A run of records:
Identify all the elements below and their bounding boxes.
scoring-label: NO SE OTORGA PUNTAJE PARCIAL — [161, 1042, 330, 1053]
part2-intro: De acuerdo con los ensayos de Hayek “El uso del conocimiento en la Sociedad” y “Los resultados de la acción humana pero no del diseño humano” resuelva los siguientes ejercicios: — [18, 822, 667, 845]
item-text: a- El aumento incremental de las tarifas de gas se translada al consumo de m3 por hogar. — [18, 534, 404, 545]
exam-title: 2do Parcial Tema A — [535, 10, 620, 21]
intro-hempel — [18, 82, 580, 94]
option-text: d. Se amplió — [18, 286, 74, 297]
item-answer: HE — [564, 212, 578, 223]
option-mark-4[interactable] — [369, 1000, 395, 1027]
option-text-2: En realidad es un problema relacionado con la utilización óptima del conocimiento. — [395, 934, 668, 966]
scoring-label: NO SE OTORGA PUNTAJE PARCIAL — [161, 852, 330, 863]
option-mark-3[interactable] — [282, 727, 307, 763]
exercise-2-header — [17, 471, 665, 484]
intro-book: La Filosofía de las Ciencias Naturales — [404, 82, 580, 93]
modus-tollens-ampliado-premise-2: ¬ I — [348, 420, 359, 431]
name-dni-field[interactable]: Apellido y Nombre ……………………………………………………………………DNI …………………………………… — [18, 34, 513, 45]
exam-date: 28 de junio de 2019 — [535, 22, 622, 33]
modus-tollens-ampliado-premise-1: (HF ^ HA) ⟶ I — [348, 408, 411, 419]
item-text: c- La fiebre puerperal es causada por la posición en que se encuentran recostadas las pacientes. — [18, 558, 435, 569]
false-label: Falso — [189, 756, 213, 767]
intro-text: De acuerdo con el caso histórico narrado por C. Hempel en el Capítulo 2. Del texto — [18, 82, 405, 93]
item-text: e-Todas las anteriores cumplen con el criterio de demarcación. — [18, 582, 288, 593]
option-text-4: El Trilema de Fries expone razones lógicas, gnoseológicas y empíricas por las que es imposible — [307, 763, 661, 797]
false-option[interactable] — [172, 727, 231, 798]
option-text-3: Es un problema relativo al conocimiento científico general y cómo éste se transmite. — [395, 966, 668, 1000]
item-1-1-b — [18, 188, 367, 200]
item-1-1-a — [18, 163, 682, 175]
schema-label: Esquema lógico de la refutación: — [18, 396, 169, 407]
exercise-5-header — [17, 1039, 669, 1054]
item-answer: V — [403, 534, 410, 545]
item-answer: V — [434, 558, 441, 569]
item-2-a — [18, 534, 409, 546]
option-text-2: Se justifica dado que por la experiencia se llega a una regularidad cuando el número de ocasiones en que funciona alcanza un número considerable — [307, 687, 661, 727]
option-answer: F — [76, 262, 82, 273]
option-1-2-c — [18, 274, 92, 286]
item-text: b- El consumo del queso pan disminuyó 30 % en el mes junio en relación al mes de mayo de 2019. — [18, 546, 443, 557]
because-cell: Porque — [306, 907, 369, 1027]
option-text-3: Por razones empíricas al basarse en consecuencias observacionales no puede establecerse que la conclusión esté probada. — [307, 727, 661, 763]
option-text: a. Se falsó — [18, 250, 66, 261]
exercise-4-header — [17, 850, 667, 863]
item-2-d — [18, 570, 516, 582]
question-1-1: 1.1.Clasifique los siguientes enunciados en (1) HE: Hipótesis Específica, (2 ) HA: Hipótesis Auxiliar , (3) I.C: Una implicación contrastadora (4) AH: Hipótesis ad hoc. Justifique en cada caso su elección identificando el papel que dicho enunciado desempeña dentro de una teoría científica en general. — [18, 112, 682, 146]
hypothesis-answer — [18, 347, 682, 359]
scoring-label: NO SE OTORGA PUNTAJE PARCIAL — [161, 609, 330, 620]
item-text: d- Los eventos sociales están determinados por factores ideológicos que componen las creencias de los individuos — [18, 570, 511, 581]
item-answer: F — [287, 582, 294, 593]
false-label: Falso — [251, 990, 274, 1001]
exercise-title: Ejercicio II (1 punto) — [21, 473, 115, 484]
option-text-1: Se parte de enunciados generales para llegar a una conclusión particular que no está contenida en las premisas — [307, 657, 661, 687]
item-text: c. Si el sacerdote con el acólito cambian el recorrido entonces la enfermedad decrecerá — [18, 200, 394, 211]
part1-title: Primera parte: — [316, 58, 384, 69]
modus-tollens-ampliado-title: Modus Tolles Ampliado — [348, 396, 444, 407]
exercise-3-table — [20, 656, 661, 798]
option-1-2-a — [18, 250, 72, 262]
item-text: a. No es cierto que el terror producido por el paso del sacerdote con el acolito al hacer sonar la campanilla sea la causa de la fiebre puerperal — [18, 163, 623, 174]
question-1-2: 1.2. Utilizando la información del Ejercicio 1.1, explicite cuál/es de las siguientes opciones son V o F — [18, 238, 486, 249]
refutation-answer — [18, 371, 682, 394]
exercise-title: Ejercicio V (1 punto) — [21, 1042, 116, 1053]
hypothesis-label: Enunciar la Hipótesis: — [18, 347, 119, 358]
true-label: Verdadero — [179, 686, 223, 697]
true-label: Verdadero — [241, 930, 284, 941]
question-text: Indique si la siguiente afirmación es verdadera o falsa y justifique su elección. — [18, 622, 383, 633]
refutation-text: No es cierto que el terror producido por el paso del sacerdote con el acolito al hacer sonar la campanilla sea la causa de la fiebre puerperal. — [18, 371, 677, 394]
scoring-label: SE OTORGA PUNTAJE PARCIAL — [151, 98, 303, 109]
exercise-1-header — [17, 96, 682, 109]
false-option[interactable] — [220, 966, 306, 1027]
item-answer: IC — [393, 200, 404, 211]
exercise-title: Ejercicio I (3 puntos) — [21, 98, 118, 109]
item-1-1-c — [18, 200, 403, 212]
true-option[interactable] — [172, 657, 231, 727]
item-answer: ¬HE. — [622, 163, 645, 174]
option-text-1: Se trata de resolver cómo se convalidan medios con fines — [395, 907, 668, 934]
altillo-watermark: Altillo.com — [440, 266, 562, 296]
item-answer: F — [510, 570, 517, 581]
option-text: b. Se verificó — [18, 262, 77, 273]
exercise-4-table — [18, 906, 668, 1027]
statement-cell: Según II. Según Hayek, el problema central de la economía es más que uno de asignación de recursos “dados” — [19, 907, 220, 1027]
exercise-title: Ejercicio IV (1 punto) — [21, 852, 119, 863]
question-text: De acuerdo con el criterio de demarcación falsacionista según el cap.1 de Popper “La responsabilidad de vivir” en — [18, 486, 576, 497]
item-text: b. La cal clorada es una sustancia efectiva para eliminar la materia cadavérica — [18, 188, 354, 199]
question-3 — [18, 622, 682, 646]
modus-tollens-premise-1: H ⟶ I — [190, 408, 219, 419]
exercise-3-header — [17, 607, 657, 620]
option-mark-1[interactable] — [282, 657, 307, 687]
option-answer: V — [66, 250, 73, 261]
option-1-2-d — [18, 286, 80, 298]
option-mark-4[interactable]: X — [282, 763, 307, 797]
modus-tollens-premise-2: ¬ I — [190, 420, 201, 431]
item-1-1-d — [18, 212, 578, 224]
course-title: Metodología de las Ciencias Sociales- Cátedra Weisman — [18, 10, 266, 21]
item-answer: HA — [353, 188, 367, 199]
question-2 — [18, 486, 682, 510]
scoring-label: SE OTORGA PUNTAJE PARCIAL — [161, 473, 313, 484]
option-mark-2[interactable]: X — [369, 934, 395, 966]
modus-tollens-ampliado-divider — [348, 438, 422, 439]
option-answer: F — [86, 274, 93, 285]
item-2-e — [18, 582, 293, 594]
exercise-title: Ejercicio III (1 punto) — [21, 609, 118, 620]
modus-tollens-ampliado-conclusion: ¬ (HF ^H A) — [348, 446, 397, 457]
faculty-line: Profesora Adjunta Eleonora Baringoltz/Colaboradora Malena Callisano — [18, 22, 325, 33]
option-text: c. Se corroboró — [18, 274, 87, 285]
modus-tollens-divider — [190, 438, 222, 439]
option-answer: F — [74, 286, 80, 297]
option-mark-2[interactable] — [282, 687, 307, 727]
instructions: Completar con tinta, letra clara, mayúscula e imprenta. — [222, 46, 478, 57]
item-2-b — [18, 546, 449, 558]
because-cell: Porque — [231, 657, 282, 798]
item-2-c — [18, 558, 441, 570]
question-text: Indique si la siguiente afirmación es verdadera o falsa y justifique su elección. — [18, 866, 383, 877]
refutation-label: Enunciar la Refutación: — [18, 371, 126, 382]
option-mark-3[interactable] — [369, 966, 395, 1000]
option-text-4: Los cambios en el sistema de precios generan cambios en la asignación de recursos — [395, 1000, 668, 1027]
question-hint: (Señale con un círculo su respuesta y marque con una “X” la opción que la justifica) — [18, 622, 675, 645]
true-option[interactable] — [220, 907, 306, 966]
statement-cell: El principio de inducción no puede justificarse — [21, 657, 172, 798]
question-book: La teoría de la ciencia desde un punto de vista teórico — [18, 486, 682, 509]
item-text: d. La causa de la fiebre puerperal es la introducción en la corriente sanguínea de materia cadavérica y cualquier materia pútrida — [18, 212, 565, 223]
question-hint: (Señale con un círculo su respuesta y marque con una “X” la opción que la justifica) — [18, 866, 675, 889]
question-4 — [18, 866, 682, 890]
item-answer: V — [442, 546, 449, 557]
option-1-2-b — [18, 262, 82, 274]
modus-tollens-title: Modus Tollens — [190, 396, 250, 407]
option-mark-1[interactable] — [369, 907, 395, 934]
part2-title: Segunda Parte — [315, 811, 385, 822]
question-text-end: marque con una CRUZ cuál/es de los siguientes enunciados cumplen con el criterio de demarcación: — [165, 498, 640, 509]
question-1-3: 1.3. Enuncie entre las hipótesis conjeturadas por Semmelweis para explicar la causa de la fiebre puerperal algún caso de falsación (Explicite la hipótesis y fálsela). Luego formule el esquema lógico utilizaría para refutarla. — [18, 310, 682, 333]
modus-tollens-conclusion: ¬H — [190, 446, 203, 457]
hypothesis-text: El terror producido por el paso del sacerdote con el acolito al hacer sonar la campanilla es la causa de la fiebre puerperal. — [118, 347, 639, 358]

- **SHORT EXERCISE**
Copy the records verbatim, starting at the first line and ending at the line containing "exercise-2-header — [17, 471, 665, 484]", with that line included.

- **EXERCISE SOLUTION**
Identify all the elements below and their bounding boxes.
scoring-label: NO SE OTORGA PUNTAJE PARCIAL — [161, 1042, 330, 1053]
part2-intro: De acuerdo con los ensayos de Hayek “El uso del conocimiento en la Sociedad” y “Los resultados de la acción humana pero no del diseño humano” resuelva los siguientes ejercicios: — [18, 822, 667, 845]
item-text: a- El aumento incremental de las tarifas de gas se translada al consumo de m3 por hogar. — [18, 534, 404, 545]
exam-title: 2do Parcial Tema A — [535, 10, 620, 21]
intro-hempel — [18, 82, 580, 94]
option-text: d. Se amplió — [18, 286, 74, 297]
item-answer: HE — [564, 212, 578, 223]
option-mark-4[interactable] — [369, 1000, 395, 1027]
option-text-2: En realidad es un problema relacionado con la utilización óptima del conocimiento. — [395, 934, 668, 966]
scoring-label: NO SE OTORGA PUNTAJE PARCIAL — [161, 852, 330, 863]
option-mark-3[interactable] — [282, 727, 307, 763]
exercise-2-header — [17, 471, 665, 484]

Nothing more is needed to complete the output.